**Work to do:**
Find the lines that contain the word "частицы" and copy each one.

(Data excerpts)
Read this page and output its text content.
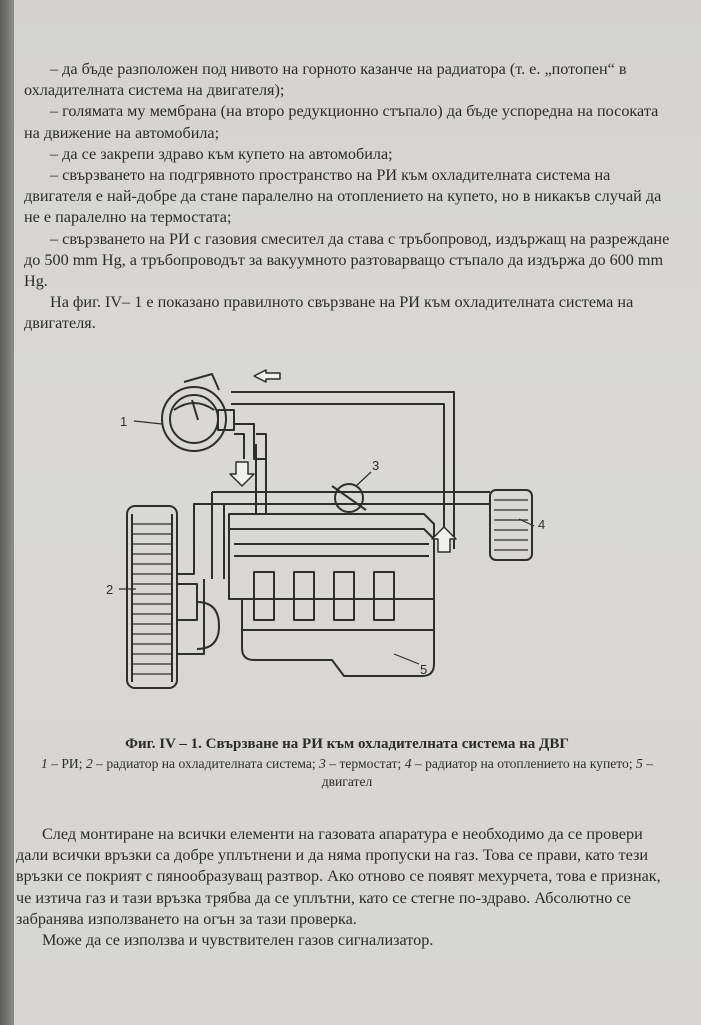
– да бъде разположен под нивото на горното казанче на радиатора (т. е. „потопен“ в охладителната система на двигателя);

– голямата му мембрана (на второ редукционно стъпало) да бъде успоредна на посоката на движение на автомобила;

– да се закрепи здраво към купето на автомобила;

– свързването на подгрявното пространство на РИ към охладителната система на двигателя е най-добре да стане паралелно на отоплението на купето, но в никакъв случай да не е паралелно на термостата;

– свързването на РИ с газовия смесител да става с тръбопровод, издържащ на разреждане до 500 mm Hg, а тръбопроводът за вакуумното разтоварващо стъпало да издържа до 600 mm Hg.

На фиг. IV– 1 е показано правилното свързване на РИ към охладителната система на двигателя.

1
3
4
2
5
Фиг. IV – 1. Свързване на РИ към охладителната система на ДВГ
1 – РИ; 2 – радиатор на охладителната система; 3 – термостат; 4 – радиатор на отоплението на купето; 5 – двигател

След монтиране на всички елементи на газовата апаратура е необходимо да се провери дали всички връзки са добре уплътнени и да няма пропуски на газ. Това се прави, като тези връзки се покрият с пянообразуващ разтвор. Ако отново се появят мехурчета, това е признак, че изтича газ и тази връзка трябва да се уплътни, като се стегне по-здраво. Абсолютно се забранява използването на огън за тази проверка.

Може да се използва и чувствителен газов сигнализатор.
==
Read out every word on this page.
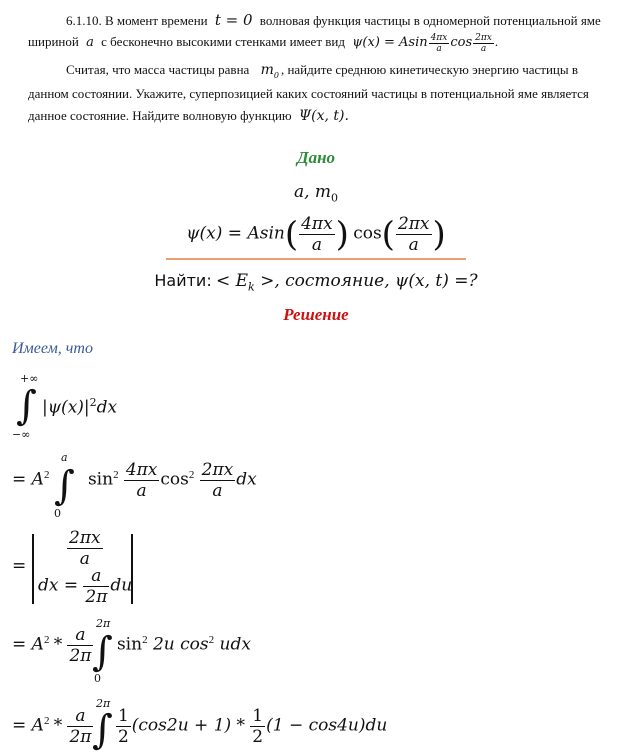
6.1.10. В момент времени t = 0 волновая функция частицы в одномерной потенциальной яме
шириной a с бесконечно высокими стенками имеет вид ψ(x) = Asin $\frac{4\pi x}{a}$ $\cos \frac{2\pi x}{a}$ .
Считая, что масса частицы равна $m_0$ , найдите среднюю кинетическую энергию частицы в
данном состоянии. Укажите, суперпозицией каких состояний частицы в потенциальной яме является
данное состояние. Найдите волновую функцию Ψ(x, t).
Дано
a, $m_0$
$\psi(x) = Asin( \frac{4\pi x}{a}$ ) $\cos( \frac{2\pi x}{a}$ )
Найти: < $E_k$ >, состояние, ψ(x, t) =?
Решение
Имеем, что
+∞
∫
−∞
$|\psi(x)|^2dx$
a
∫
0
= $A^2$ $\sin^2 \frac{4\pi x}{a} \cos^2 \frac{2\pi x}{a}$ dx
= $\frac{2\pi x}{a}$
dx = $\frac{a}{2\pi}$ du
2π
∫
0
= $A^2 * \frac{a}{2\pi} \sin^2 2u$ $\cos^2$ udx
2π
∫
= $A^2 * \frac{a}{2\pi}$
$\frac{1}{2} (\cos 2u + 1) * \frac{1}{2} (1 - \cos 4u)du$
--
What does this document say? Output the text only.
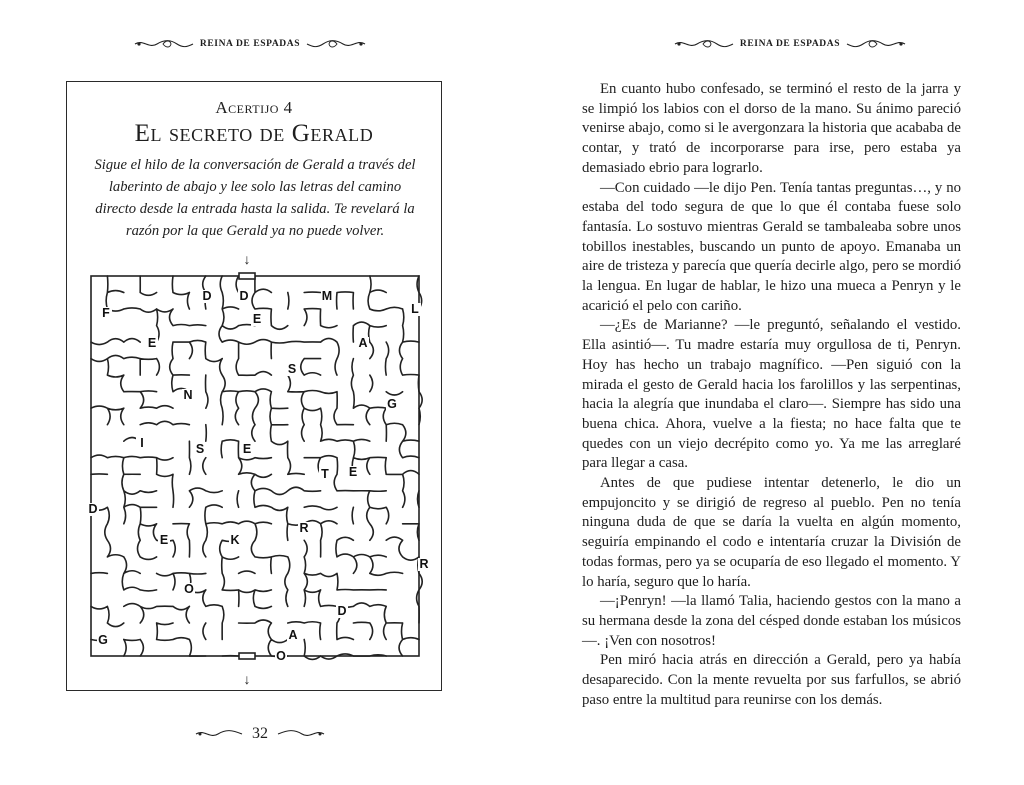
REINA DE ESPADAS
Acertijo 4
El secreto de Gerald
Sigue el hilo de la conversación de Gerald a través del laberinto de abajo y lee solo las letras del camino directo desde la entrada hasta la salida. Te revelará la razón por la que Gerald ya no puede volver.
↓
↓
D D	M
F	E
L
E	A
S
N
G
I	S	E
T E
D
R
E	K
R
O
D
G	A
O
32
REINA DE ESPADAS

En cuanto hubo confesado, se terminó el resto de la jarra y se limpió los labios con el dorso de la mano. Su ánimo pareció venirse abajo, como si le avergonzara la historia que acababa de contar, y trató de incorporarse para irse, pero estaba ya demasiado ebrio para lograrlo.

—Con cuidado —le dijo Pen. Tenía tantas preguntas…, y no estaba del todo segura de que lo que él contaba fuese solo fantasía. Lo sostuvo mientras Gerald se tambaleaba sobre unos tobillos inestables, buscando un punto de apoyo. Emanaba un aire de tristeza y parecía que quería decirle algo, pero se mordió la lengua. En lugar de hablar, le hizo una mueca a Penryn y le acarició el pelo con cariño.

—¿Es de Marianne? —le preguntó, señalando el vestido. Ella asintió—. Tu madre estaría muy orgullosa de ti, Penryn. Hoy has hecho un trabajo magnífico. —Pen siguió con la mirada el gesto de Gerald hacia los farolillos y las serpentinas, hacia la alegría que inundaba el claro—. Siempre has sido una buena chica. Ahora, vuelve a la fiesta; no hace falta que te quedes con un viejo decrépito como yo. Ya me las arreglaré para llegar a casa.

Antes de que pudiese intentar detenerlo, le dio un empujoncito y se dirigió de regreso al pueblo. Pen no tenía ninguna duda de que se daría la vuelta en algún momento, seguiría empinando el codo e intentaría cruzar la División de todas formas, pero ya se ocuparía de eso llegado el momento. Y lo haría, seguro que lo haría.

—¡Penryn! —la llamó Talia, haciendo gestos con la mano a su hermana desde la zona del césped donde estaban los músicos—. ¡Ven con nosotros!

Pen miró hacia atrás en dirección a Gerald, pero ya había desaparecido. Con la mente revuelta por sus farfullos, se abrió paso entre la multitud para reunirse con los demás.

**Result:**
6.1.10. В момент времени t = 0 волновая функция частицы в одномерной потенциальной яме
Считая, что масса частицы равна $m_0$ , найдите среднюю кинетическую энергию частицы в
данном состоянии. Укажите, суперпозицией каких состояний частицы в потенциальной яме является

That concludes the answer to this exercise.